# [Exercise]
Scan the data that follows and count the lines with the string "automation"; answer with the count alone.

# [Material for the task]

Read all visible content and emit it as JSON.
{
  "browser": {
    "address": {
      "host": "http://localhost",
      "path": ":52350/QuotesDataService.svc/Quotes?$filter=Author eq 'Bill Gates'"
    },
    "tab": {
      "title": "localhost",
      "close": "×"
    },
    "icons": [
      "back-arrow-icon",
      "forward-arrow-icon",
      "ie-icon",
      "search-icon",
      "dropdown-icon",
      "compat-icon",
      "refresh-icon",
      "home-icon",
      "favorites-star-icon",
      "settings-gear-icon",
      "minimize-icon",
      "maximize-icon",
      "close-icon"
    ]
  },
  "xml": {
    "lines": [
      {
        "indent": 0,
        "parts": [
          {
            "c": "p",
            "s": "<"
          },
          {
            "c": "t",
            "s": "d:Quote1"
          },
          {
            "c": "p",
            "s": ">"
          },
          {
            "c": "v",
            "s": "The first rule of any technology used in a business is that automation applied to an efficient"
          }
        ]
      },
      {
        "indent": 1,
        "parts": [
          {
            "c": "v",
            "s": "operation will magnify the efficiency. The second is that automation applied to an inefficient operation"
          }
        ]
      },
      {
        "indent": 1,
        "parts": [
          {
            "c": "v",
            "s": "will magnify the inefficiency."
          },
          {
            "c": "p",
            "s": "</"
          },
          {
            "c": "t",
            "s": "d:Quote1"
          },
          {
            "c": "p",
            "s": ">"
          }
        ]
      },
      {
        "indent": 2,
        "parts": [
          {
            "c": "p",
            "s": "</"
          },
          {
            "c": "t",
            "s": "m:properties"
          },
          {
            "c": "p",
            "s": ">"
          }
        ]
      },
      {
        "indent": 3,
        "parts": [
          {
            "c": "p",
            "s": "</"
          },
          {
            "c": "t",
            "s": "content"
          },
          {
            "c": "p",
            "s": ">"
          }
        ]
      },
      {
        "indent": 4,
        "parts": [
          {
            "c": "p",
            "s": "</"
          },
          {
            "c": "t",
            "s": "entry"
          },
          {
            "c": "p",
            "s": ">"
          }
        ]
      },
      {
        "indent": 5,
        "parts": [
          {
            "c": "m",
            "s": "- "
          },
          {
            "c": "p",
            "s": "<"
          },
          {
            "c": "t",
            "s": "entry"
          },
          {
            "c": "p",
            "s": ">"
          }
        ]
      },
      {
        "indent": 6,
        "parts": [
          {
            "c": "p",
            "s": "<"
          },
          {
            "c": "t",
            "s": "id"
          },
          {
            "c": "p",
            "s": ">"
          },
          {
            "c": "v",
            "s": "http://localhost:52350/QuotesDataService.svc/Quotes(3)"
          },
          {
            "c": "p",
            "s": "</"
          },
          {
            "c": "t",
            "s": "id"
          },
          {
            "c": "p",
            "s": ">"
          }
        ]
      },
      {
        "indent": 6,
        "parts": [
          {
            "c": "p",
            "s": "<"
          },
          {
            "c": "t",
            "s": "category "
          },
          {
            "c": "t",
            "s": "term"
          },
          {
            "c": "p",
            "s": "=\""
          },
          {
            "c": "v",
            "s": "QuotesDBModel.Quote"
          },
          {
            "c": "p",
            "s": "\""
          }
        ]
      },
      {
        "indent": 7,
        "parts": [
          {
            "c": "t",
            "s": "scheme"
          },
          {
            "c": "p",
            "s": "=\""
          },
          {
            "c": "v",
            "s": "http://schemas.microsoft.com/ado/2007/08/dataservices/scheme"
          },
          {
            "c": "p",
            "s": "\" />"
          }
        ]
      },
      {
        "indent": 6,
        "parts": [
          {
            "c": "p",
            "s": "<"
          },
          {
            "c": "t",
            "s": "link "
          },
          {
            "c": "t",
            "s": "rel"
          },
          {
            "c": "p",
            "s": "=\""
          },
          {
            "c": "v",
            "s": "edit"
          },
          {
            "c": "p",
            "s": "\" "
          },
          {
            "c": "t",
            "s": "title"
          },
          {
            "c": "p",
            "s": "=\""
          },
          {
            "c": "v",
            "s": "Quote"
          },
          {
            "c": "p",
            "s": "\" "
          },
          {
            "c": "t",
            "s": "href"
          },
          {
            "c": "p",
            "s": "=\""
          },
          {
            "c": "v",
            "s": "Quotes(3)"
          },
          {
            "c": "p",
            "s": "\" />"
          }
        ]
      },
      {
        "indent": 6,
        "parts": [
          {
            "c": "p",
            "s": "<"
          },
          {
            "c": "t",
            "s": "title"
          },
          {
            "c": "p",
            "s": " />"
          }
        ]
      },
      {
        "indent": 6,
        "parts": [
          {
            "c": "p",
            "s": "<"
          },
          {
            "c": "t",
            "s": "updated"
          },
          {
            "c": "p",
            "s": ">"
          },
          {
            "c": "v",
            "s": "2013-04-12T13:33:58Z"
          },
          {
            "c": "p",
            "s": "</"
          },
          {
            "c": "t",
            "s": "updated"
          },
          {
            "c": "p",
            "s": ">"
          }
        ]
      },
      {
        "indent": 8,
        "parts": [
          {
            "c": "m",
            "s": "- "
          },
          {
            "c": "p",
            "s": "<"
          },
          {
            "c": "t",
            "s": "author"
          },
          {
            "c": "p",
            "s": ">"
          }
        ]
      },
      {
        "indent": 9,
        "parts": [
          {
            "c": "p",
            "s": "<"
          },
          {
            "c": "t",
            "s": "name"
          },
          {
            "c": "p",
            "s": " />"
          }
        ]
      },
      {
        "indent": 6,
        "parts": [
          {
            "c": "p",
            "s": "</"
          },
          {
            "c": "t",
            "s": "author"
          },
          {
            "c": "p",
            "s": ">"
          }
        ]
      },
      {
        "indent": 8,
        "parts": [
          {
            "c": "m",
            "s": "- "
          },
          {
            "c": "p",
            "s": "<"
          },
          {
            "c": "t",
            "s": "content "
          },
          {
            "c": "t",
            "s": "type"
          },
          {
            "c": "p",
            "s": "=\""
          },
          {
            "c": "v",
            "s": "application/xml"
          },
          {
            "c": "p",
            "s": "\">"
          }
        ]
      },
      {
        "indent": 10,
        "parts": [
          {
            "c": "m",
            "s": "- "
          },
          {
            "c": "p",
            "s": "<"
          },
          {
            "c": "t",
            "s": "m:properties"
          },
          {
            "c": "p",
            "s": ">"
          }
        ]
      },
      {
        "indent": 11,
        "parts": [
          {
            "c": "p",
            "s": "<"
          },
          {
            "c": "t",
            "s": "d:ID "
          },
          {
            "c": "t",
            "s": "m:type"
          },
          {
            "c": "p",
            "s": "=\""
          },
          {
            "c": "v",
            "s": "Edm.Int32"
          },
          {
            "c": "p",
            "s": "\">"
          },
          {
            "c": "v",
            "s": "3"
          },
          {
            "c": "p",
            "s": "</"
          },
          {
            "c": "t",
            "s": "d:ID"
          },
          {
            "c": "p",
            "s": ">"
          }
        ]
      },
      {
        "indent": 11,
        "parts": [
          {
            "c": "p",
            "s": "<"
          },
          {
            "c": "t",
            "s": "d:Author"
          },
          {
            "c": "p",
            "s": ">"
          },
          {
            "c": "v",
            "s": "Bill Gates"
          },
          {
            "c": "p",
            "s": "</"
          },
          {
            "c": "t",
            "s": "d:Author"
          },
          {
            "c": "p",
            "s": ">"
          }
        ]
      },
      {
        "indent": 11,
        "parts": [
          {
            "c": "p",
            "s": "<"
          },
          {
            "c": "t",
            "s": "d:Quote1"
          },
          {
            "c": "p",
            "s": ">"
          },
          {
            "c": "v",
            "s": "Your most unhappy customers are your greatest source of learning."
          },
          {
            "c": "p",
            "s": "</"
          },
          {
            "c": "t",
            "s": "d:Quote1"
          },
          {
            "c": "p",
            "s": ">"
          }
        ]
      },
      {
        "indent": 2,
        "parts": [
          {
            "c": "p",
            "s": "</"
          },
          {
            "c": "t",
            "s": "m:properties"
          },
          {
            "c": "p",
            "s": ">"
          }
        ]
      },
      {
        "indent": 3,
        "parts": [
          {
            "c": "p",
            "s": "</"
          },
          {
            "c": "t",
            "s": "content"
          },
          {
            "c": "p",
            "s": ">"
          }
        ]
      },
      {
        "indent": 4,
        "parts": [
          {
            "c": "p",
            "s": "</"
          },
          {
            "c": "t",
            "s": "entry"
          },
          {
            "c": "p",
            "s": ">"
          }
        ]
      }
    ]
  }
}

# [Result of this exercise]
2